Objective
Count lines, not occurrences: report how many lines in the records hold the string "oxígeno", and nothing else.

>> begin Record set

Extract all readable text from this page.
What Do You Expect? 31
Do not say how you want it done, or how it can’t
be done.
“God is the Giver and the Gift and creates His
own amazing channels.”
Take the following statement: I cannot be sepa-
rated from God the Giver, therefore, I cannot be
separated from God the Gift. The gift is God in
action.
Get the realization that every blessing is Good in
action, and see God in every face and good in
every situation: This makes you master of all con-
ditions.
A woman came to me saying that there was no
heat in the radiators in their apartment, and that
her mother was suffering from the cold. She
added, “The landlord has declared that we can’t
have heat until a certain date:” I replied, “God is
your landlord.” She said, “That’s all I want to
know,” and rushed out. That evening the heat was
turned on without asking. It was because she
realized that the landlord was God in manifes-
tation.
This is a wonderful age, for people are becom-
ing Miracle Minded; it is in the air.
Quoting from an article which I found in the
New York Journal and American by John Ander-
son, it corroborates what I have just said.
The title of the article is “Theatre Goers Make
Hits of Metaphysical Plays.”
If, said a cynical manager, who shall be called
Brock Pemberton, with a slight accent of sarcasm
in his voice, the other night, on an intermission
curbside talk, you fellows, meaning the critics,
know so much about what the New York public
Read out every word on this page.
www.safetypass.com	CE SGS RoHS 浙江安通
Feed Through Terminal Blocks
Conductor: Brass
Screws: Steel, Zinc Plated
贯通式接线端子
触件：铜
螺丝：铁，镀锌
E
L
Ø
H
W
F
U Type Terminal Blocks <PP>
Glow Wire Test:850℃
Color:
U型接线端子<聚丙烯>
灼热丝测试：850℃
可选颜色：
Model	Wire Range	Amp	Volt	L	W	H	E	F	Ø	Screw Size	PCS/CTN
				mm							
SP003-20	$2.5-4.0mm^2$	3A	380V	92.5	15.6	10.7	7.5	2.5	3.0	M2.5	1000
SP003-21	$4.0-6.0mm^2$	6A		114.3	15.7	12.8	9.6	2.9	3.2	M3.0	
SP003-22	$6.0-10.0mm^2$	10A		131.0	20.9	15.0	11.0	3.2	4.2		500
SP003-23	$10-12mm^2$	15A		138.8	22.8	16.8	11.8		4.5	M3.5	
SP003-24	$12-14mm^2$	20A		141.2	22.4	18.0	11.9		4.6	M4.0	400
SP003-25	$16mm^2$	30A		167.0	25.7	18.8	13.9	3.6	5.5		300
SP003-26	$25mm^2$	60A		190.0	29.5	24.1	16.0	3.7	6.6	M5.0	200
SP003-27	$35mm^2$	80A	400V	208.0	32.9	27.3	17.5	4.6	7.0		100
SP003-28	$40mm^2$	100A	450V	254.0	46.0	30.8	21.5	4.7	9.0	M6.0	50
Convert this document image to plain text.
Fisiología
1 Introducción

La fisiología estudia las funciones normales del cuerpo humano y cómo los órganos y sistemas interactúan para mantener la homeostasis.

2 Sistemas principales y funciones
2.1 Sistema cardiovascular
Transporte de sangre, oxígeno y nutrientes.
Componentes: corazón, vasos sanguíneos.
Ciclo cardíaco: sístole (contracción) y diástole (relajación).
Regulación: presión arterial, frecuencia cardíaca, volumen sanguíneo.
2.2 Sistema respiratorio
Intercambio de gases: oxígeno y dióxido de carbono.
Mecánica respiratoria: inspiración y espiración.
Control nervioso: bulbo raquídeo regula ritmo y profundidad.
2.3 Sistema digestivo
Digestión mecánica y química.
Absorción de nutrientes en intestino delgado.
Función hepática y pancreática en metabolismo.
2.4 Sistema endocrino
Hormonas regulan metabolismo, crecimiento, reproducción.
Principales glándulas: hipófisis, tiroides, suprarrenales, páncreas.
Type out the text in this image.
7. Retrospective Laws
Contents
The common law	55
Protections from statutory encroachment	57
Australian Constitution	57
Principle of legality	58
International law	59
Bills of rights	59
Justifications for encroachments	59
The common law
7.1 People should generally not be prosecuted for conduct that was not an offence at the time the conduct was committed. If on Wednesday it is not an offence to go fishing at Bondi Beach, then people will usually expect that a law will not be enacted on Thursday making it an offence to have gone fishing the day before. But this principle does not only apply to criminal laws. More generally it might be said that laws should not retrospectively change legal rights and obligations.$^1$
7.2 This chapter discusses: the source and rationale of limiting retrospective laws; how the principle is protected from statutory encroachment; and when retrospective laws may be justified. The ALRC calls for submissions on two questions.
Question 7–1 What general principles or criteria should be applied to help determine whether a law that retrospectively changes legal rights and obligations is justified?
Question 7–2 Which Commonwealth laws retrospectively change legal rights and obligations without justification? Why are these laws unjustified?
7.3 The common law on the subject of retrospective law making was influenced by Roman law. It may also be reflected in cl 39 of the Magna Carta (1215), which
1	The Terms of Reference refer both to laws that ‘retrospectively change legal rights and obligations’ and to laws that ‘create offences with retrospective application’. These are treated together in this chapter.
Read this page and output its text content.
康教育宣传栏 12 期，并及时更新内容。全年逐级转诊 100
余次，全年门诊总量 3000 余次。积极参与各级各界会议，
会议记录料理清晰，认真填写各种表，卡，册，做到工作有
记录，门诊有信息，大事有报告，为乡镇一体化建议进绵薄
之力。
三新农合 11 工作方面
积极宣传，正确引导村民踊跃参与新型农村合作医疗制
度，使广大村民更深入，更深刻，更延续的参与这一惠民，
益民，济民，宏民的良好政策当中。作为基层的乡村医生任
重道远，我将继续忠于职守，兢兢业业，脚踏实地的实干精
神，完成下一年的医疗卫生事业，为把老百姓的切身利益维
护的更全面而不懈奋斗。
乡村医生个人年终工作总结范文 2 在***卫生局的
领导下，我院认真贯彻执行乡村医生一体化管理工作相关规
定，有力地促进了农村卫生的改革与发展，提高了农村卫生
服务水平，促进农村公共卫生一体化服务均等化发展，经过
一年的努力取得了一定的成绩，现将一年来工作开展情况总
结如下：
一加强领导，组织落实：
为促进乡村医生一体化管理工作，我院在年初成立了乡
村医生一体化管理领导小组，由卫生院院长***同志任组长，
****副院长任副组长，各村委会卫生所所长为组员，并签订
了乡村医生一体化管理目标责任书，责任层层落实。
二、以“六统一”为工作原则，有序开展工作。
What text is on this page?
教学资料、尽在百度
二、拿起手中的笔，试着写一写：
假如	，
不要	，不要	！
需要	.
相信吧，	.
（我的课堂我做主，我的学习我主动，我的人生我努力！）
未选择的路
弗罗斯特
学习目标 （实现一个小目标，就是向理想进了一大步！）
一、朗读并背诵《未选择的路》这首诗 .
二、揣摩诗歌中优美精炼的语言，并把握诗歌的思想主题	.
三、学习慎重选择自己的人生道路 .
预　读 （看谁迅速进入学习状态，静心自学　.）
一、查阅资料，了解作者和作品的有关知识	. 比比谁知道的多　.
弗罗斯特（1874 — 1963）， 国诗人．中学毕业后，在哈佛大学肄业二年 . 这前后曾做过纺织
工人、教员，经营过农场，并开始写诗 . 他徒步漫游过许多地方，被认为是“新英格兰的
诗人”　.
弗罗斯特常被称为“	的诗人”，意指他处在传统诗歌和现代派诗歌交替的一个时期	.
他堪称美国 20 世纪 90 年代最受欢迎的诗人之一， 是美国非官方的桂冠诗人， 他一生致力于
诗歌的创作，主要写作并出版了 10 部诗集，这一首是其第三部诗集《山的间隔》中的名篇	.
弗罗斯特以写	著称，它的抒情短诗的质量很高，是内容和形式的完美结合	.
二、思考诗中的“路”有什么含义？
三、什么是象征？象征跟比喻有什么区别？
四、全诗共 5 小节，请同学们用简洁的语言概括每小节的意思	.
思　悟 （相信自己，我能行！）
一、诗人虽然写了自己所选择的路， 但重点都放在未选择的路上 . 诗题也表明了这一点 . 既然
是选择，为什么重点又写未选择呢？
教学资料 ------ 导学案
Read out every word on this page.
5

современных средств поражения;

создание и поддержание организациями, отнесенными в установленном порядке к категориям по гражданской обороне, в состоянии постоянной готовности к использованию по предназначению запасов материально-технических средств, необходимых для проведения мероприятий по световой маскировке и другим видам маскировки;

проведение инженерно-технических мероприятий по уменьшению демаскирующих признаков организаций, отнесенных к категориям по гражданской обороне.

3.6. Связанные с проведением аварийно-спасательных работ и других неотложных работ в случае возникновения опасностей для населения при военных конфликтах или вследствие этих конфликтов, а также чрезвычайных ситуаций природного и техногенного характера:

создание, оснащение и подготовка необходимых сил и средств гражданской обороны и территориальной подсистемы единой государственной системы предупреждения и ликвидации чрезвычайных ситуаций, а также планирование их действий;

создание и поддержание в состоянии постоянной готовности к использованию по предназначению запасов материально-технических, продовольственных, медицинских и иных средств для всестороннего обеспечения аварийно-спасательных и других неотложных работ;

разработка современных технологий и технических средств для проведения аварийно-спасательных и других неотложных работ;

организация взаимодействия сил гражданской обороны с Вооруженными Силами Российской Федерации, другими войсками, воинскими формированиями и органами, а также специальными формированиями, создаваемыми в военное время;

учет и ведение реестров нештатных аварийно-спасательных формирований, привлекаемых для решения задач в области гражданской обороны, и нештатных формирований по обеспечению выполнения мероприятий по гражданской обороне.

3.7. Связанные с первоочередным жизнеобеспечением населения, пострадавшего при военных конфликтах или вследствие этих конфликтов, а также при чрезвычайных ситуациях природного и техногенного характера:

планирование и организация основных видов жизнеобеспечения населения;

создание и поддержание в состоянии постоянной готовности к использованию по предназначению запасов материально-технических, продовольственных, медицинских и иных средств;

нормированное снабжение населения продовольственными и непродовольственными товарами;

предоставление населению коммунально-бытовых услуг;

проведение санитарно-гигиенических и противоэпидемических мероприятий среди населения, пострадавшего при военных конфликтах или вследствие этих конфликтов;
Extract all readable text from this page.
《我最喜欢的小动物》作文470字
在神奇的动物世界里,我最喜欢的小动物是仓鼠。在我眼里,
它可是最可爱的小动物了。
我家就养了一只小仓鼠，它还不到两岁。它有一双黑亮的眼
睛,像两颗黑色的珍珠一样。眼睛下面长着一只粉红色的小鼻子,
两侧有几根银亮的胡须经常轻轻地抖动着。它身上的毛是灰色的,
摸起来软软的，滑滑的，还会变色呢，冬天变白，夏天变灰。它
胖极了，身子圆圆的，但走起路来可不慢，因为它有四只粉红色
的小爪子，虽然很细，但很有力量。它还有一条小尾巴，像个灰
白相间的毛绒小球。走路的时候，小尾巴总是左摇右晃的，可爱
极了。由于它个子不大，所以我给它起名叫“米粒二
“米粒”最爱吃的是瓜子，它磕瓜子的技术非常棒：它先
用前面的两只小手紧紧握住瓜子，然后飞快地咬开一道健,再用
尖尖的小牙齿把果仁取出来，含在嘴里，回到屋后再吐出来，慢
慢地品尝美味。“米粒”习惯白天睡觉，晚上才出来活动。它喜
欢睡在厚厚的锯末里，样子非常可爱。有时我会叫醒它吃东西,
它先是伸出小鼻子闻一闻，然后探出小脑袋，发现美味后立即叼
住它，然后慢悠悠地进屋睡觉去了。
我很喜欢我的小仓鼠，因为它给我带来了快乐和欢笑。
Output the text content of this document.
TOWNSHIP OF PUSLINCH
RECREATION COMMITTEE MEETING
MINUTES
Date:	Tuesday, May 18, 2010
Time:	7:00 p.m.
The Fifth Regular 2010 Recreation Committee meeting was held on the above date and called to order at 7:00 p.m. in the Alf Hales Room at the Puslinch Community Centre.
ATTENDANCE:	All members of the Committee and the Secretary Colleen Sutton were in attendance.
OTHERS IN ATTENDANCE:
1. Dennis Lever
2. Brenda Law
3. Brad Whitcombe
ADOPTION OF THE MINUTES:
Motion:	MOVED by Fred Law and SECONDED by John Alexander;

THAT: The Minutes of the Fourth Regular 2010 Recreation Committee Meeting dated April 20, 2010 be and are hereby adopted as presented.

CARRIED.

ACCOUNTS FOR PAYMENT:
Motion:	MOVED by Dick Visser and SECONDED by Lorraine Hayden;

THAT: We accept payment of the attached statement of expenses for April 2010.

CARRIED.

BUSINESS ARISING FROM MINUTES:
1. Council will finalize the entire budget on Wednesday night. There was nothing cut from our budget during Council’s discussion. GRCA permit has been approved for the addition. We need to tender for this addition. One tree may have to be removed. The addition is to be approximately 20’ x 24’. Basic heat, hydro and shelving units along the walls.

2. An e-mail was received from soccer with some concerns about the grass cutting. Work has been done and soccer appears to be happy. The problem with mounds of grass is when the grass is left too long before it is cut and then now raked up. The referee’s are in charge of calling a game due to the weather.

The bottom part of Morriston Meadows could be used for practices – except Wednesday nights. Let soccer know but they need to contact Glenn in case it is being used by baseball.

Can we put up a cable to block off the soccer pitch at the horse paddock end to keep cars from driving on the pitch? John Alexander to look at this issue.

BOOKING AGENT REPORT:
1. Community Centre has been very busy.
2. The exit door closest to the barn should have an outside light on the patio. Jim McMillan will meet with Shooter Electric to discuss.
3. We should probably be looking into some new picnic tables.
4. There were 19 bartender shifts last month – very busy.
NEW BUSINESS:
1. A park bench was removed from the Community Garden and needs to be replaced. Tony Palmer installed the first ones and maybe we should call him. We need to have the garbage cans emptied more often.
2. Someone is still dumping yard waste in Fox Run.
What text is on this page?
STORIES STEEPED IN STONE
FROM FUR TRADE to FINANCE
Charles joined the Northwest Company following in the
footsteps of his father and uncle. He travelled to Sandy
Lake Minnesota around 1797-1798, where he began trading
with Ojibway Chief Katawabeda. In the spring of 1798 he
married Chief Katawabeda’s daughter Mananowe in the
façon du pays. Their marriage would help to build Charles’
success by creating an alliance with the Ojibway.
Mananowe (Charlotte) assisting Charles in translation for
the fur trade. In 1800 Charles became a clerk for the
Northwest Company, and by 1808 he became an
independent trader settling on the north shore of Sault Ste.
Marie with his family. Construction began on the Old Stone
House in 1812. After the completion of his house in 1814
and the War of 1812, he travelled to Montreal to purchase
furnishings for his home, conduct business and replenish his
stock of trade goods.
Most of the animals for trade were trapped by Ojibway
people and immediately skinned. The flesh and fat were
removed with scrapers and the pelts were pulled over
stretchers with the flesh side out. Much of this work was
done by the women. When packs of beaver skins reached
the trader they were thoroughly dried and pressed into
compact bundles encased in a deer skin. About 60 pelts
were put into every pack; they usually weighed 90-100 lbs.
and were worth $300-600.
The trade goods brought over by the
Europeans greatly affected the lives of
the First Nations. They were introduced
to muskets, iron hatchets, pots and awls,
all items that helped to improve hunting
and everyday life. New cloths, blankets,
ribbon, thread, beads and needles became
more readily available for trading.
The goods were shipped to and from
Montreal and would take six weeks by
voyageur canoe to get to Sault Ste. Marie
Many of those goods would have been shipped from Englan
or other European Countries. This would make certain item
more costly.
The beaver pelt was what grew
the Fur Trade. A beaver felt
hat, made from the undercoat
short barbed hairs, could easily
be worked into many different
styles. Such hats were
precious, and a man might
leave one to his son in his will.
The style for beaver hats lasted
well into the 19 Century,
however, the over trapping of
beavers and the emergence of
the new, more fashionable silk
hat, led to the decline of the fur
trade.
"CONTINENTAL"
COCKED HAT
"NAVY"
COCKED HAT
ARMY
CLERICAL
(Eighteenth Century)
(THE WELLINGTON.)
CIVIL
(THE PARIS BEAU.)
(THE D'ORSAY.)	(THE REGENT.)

>> end Record set

Written answer
2